Lay out the records as a Markdown table with columns Row and Line. Start at the beginning of the records and end at the line containing "Point: [314, 71, 324, 77]", with both ends included. Put a running number in Row, give each line in Line, and leave out blank lines.

*EXERCISE INPUTS*

____________

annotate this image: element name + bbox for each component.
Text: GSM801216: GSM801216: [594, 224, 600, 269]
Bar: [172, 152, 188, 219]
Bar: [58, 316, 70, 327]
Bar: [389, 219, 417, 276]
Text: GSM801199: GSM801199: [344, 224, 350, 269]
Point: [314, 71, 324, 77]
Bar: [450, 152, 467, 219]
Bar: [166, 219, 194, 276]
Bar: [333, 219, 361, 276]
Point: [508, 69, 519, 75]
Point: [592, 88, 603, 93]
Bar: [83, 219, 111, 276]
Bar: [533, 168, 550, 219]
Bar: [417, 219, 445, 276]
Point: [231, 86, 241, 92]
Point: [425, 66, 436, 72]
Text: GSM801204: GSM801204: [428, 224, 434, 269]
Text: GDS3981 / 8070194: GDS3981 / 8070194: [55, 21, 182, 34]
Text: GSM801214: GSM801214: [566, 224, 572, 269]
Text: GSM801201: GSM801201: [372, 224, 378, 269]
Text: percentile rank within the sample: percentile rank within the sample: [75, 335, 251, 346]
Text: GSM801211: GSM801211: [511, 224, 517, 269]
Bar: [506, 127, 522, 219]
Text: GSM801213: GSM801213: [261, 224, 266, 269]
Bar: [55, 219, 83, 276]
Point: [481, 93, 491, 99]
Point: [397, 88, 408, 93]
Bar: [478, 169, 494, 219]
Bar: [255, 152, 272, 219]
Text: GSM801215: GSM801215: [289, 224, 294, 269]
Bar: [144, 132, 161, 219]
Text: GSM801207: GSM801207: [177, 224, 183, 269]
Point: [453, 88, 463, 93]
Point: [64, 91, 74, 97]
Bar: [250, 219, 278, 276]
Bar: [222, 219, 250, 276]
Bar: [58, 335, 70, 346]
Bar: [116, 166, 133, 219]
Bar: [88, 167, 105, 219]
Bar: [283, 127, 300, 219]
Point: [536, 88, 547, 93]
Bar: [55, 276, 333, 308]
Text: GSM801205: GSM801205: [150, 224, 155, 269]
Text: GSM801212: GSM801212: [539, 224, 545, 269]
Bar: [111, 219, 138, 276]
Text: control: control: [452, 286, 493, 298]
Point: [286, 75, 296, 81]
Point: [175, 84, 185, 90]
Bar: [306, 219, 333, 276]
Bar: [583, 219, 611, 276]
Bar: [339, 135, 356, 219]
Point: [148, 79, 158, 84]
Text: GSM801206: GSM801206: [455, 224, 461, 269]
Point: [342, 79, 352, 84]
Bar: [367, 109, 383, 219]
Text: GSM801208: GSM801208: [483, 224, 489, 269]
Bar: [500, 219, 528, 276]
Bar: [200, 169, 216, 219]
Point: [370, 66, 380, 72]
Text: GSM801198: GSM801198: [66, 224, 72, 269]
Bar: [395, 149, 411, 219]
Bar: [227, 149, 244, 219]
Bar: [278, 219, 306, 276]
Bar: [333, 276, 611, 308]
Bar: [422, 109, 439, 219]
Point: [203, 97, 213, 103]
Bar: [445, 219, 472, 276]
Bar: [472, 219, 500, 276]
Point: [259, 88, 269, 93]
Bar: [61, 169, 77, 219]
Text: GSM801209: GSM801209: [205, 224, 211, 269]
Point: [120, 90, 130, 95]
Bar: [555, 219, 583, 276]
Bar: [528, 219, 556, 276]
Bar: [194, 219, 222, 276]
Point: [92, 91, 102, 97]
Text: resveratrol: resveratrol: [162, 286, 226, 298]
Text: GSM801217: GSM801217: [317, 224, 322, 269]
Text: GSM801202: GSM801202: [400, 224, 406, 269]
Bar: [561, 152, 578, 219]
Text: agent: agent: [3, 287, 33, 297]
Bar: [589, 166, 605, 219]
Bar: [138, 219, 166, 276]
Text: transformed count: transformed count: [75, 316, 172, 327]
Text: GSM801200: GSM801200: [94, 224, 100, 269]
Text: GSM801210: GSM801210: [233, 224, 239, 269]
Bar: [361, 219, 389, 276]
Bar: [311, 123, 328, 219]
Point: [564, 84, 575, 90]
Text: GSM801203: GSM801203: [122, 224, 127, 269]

____________

*ANSWER FOR THIS EXERCISE*
| Row | Line |
|---|---|
| 1 | annotate this image: element name + bbox for each component. |
| 2 | Text: GSM801216: GSM801216: [594, 224, 600, 269] |
| 3 | Bar: [172, 152, 188, 219] |
| 4 | Bar: [58, 316, 70, 327] |
| 5 | Bar: [389, 219, 417, 276] |
| 6 | Text: GSM801199: GSM801199: [344, 224, 350, 269] |
| 7 | Point: [314, 71, 324, 77] |